(Dataset entries)
━━━━━━━━━━━━━━━━━━━━

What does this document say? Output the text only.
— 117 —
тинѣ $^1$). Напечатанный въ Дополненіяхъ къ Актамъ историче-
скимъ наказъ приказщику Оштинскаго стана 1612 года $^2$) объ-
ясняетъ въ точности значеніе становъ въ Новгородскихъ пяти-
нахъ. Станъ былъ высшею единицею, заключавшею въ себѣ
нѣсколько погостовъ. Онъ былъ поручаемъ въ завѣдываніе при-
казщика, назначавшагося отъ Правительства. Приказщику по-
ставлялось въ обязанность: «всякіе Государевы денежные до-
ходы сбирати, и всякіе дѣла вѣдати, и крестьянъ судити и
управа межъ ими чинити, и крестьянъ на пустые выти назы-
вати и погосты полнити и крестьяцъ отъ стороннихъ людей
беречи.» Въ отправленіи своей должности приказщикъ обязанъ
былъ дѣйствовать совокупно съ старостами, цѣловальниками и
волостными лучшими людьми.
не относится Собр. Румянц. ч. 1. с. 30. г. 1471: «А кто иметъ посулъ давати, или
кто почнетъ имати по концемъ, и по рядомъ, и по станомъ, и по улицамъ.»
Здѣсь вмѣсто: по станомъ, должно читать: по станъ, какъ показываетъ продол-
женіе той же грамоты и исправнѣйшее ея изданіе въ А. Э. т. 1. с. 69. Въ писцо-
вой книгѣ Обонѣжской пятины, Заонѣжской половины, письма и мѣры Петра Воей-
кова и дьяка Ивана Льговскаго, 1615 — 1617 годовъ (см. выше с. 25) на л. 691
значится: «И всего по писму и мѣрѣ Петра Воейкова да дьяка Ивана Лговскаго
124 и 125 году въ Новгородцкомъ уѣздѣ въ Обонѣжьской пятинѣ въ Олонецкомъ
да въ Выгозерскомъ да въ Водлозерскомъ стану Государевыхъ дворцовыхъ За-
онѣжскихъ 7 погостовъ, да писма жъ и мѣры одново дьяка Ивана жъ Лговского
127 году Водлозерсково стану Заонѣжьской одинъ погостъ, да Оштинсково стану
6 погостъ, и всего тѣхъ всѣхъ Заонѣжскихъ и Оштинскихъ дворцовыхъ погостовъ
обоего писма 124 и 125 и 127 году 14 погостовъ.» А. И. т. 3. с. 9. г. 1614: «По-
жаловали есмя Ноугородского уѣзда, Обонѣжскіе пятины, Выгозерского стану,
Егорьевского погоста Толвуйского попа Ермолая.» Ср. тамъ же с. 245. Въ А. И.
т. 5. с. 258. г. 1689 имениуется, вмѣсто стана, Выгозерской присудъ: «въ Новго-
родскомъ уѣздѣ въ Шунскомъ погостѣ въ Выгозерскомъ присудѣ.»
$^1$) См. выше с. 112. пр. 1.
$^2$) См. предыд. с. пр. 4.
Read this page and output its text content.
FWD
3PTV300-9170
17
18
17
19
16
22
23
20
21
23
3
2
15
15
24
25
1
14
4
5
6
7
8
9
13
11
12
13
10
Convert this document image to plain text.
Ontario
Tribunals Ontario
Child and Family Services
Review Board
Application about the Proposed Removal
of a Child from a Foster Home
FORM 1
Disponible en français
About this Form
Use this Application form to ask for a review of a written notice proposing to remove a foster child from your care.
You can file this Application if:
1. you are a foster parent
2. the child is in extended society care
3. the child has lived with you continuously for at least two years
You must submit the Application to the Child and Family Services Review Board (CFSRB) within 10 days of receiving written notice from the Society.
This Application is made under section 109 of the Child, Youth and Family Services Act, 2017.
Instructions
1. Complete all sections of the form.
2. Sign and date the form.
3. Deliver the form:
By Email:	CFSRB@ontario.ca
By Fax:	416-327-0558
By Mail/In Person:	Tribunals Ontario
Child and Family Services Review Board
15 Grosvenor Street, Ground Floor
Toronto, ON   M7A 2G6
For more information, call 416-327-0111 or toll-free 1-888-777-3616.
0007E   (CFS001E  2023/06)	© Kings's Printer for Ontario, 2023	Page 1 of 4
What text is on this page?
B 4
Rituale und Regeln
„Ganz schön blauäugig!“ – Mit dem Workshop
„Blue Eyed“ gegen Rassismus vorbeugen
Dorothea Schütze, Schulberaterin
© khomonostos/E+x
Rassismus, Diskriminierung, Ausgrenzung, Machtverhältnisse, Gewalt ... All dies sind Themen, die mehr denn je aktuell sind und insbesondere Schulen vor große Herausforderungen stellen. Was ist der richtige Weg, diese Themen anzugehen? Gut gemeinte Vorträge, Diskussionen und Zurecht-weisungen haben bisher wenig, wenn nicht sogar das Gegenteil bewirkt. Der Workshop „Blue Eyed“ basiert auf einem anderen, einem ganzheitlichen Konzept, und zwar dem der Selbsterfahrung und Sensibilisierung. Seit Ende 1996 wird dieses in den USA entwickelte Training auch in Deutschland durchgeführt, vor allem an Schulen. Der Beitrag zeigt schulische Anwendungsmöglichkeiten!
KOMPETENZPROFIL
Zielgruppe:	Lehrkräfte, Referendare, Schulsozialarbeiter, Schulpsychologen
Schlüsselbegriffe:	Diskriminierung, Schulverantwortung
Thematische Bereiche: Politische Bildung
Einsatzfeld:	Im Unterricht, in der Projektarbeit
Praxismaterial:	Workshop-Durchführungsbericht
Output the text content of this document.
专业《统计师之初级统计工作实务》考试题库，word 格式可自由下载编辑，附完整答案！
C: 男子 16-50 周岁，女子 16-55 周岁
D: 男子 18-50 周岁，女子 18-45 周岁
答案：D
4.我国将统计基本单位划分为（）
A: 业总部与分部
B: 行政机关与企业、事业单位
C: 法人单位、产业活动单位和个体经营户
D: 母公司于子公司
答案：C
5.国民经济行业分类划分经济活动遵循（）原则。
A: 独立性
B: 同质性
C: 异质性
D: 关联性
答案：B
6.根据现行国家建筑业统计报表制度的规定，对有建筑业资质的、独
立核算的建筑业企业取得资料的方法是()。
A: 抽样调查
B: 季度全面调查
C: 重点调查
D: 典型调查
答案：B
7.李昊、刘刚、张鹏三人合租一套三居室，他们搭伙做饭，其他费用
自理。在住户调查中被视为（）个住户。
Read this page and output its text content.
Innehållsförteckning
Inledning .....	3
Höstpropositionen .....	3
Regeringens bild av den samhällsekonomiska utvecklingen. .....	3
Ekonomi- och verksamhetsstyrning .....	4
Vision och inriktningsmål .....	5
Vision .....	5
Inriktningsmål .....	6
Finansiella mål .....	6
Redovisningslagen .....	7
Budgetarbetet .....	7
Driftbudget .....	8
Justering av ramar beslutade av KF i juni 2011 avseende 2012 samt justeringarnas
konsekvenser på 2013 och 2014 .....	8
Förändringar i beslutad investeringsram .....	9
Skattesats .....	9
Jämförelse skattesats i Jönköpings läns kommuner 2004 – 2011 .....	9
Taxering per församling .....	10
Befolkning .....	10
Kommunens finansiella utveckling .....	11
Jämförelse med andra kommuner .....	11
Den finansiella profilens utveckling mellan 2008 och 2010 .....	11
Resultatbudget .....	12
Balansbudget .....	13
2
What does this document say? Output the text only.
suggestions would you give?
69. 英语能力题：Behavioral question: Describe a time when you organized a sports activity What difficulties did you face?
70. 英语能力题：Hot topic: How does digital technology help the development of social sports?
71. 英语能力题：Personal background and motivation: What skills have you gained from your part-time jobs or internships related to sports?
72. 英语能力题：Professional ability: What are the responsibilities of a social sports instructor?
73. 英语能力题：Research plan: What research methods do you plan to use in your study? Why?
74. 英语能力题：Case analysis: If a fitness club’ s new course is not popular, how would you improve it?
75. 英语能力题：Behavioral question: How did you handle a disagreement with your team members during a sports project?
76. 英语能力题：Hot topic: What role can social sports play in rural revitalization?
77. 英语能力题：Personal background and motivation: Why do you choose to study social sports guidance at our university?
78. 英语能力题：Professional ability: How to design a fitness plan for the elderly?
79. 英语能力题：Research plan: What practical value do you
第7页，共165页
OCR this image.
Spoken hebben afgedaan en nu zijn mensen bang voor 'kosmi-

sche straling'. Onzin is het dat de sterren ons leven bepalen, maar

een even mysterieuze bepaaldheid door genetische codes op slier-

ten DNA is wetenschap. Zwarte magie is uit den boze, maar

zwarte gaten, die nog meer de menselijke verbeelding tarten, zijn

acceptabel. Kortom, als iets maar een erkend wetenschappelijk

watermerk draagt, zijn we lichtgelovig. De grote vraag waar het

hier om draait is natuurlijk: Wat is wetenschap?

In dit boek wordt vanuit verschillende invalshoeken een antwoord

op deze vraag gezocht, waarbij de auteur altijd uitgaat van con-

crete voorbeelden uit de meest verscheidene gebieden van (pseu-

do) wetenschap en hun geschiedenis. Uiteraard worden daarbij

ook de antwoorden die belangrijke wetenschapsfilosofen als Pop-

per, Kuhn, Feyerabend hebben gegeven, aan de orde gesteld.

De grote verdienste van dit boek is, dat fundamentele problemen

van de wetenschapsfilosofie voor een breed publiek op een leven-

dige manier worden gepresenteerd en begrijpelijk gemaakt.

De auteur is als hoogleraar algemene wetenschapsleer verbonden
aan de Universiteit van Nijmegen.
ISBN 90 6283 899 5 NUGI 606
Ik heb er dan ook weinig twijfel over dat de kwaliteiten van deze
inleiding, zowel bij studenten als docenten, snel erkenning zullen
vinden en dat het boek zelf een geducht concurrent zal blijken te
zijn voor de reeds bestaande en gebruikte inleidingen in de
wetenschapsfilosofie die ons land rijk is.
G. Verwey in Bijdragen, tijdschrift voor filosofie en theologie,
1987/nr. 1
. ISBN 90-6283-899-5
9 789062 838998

━━━━━━━━━━━━━━━━━━━━

* [Directions]
In the listing, find every line containing the word "fitness" and list it.

* [Solution for this task]
74. 英语能力题：Case analysis: If a fitness club’ s new course is not popular, how would you improve it?
78. 英语能力题：Professional ability: How to design a fitness plan for the elderly?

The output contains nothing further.